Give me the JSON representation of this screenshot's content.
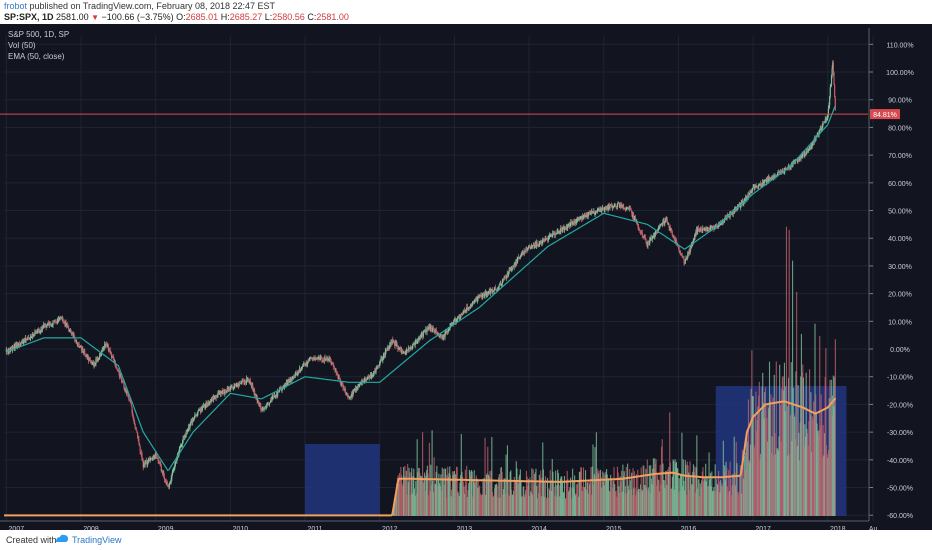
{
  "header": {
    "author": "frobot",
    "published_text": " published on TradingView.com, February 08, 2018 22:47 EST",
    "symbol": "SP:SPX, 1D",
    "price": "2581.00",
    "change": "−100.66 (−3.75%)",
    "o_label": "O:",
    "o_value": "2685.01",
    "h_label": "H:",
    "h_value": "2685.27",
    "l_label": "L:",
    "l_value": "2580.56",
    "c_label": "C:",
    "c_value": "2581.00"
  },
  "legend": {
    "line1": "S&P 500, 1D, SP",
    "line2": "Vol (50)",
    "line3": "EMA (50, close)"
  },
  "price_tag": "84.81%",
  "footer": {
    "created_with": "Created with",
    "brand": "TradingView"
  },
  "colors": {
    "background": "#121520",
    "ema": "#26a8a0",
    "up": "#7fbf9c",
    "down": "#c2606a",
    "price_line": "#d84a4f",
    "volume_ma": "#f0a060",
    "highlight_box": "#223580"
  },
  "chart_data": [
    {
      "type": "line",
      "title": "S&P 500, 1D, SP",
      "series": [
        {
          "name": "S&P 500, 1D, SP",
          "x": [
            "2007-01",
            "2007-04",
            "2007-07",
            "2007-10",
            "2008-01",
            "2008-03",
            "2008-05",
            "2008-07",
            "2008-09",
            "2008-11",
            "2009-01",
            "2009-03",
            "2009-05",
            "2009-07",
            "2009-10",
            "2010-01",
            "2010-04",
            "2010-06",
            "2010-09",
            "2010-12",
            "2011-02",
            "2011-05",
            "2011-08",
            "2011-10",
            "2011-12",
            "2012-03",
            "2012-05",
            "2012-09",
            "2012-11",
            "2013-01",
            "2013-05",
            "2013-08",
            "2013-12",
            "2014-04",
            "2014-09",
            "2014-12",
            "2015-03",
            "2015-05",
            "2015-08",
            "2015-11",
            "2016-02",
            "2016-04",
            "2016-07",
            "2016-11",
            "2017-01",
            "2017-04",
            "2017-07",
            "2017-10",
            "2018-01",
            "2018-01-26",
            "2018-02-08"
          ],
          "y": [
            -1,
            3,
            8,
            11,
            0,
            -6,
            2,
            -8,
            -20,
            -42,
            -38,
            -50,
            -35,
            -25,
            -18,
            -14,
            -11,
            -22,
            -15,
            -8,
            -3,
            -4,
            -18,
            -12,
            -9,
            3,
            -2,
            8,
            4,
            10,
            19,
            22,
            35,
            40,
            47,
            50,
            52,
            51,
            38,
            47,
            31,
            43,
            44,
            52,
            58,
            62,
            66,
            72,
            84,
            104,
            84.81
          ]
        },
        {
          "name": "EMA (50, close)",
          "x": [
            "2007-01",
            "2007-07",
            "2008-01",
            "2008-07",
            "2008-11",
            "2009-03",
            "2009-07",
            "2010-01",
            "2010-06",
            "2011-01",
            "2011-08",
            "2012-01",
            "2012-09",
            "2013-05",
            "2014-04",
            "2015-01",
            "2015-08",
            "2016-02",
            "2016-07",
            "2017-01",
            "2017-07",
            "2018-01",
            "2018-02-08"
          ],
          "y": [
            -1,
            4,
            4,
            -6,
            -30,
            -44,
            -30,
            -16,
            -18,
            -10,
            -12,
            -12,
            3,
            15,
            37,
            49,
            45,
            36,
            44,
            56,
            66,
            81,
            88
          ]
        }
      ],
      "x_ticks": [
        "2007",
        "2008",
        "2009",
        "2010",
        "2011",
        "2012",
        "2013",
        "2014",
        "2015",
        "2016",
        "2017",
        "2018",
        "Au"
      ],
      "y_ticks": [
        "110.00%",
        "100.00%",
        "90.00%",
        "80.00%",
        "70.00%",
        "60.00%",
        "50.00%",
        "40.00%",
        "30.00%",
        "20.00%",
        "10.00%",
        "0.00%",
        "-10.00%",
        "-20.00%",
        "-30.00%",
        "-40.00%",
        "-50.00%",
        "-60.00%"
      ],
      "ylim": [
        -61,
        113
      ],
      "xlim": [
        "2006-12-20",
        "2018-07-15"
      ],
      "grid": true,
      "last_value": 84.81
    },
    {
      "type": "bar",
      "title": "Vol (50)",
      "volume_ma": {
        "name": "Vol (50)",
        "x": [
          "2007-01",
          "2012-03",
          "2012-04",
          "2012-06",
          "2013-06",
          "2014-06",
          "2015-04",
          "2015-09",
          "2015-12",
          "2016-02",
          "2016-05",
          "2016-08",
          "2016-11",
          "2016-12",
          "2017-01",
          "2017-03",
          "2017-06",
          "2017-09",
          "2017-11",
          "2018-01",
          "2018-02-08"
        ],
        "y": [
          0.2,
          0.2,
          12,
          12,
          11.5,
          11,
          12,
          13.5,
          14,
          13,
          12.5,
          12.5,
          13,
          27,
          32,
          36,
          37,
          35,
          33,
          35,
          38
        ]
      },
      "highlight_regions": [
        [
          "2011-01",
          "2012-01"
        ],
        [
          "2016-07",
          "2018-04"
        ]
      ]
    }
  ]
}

○ ○ ○

● Exercise task
Go through the lines above. Select every one that has the string "TradingView".

● Task answer
    "published_text": " published on TradingView.com, February 08, 2018 22:47 EST",
    "brand": "TradingView"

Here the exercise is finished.